● **THE EXERCISE**
Which lines of the data below contain the string "reset"? Report each of them in full.

Lines of data
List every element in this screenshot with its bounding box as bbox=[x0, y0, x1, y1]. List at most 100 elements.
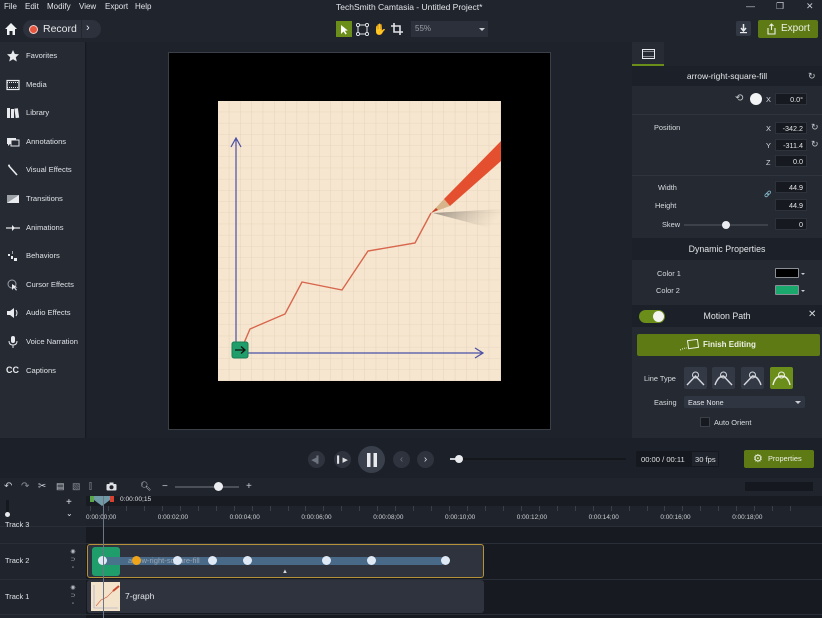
properties-button[interactable]: ⚙ Properties bbox=[744, 450, 814, 468]
redo-icon[interactable]: ↷ bbox=[21, 481, 29, 492]
track-2-header[interactable]: Track 2 ◉ ⊃ ▫ bbox=[0, 543, 86, 579]
home-icon[interactable] bbox=[4, 22, 18, 36]
rotation-axis-icon[interactable]: ⟲ bbox=[735, 93, 743, 104]
reset-y-icon[interactable]: ↻ bbox=[811, 139, 819, 150]
track-3-header[interactable]: Track 3 bbox=[0, 519, 86, 529]
menu-export[interactable]: Export bbox=[105, 2, 128, 11]
select-tool[interactable] bbox=[336, 21, 352, 37]
motion-path-toggle[interactable] bbox=[639, 310, 665, 323]
sidebar-item-library[interactable]: Library bbox=[0, 103, 86, 123]
camera-icon[interactable] bbox=[106, 482, 117, 491]
sidebar-item-cursor-effects[interactable]: Cursor Effects bbox=[0, 275, 86, 295]
step-forward-button[interactable]: ▍▶ bbox=[334, 451, 351, 468]
line-type-smooth-button[interactable] bbox=[770, 367, 793, 389]
position-x-input[interactable]: -342.2 bbox=[775, 122, 807, 134]
sidebar-item-favorites[interactable]: Favorites bbox=[0, 46, 86, 66]
lock-aspect-icon[interactable]: 🔗 bbox=[764, 191, 771, 198]
track-2-controls[interactable]: ◉ ⊃ ▫ bbox=[69, 548, 77, 572]
keyframe[interactable] bbox=[208, 556, 217, 565]
timeline-zoom-handle[interactable] bbox=[214, 482, 223, 491]
edit-path-tool[interactable] bbox=[354, 21, 370, 37]
expand-clip-icon[interactable]: ▲ bbox=[282, 569, 288, 575]
sidebar-item-media[interactable]: Media bbox=[0, 75, 86, 95]
step-back-button[interactable]: ◀▍ bbox=[308, 451, 325, 468]
auto-orient-checkbox[interactable] bbox=[700, 417, 710, 427]
menu-view[interactable]: View bbox=[79, 2, 96, 11]
playhead-line[interactable] bbox=[103, 496, 104, 618]
playhead-bar[interactable] bbox=[86, 496, 822, 506]
easing-dropdown[interactable]: Ease None bbox=[684, 396, 805, 408]
record-button[interactable]: Record › bbox=[23, 20, 101, 38]
rotation-input[interactable]: 0.0° bbox=[775, 93, 807, 105]
menu-edit[interactable]: Edit bbox=[25, 2, 39, 11]
keyframe[interactable] bbox=[243, 556, 252, 565]
keyframe[interactable] bbox=[322, 556, 331, 565]
pause-button[interactable] bbox=[358, 446, 385, 473]
skew-slider-handle[interactable] bbox=[722, 221, 730, 229]
sidebar-item-behaviors[interactable]: Behaviors bbox=[0, 246, 86, 266]
sidebar-item-transitions[interactable]: Transitions bbox=[0, 189, 86, 209]
copy-icon[interactable]: ▤ bbox=[56, 481, 65, 492]
maximize-button[interactable]: ❐ bbox=[776, 1, 784, 12]
add-track-button[interactable]: + bbox=[66, 497, 72, 508]
close-window-button[interactable]: ✕ bbox=[806, 1, 814, 12]
line-type-curve-in-button[interactable] bbox=[712, 367, 735, 389]
sidebar-item-animations[interactable]: Animations bbox=[0, 218, 86, 238]
width-input[interactable]: 44.9 bbox=[775, 181, 807, 193]
collapse-tracks-button[interactable]: ⌄ bbox=[66, 509, 73, 518]
track-1-controls[interactable]: ◉ ⊃ ▫ bbox=[69, 584, 77, 608]
paste-icon[interactable]: ▧ bbox=[72, 481, 81, 492]
keyframe[interactable] bbox=[441, 556, 450, 565]
chevron-down-icon[interactable] bbox=[801, 273, 805, 275]
chevron-down-icon[interactable] bbox=[801, 290, 805, 292]
keyframe[interactable] bbox=[367, 556, 376, 565]
minimize-button[interactable]: — bbox=[746, 1, 755, 11]
graph-paper-media[interactable] bbox=[218, 101, 501, 381]
menu-help[interactable]: Help bbox=[135, 2, 151, 11]
timeline-zoom-slider[interactable] bbox=[175, 486, 239, 488]
rotation-dial[interactable] bbox=[750, 93, 762, 105]
color2-swatch[interactable] bbox=[775, 285, 799, 295]
export-button[interactable]: Export bbox=[758, 20, 818, 38]
menu-file[interactable]: File bbox=[4, 2, 17, 11]
sidebar-item-voice-narration[interactable]: Voice Narration bbox=[0, 332, 86, 352]
download-button[interactable] bbox=[736, 21, 751, 36]
cut-icon[interactable]: ✂ bbox=[38, 481, 46, 492]
position-z-input[interactable]: 0.0 bbox=[775, 155, 807, 167]
playhead-handle[interactable] bbox=[90, 496, 118, 506]
zoom-in-button[interactable]: + bbox=[246, 481, 252, 492]
height-input[interactable]: 44.9 bbox=[775, 199, 807, 211]
sidebar-item-annotations[interactable]: Annotations bbox=[0, 132, 86, 152]
split-icon[interactable]: ⫿ bbox=[89, 481, 92, 492]
track-height-handle[interactable] bbox=[5, 512, 10, 517]
zoom-out-button[interactable]: − bbox=[162, 481, 168, 492]
pan-tool[interactable]: ✋ bbox=[372, 21, 388, 37]
sidebar-item-audio-effects[interactable]: Audio Effects bbox=[0, 303, 86, 323]
finish-editing-button[interactable]: Finish Editing bbox=[637, 334, 820, 356]
position-y-input[interactable]: -311.4 bbox=[775, 139, 807, 151]
clip-7-graph[interactable]: 7-graph bbox=[87, 580, 484, 613]
reset-x-icon[interactable]: ↻ bbox=[811, 122, 819, 133]
close-icon[interactable]: ✕ bbox=[808, 309, 816, 320]
menu-modify[interactable]: Modify bbox=[47, 2, 71, 11]
scrubber-track[interactable] bbox=[450, 458, 626, 460]
color1-swatch[interactable] bbox=[775, 268, 799, 278]
previous-marker-button[interactable]: ‹ bbox=[393, 451, 410, 468]
keyframe[interactable] bbox=[132, 556, 141, 565]
undo-icon[interactable]: ↶ bbox=[4, 481, 12, 492]
zoom-level-dropdown[interactable]: 55% bbox=[411, 21, 488, 37]
line-type-angle-button[interactable] bbox=[684, 367, 707, 389]
sidebar-item-captions[interactable]: CC Captions bbox=[0, 361, 86, 381]
next-marker-button[interactable]: › bbox=[417, 451, 434, 468]
keyframe[interactable] bbox=[173, 556, 182, 565]
tab-visual-properties[interactable] bbox=[632, 42, 664, 66]
reset-icon[interactable]: ↻ bbox=[808, 71, 816, 82]
line-type-curve-out-button[interactable] bbox=[741, 367, 764, 389]
sidebar-item-visual-effects[interactable]: Visual Effects bbox=[0, 160, 86, 180]
chevron-right-icon[interactable]: › bbox=[86, 22, 90, 34]
crop-tool[interactable] bbox=[389, 21, 405, 37]
track-1-header[interactable]: Track 1 ◉ ⊃ ▫ bbox=[0, 579, 86, 614]
skew-input[interactable]: 0 bbox=[775, 218, 807, 230]
timeline-search-box[interactable] bbox=[745, 482, 813, 491]
clip-arrow-right-square-fill[interactable]: arrow-right-square-fill ▲ bbox=[87, 544, 484, 578]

● **TASK ANSWER**
reset-y-icon[interactable]: ↻ bbox=[811, 139, 819, 150]
reset-x-icon[interactable]: ↻ bbox=[811, 122, 819, 133]
reset-icon[interactable]: ↻ bbox=[808, 71, 816, 82]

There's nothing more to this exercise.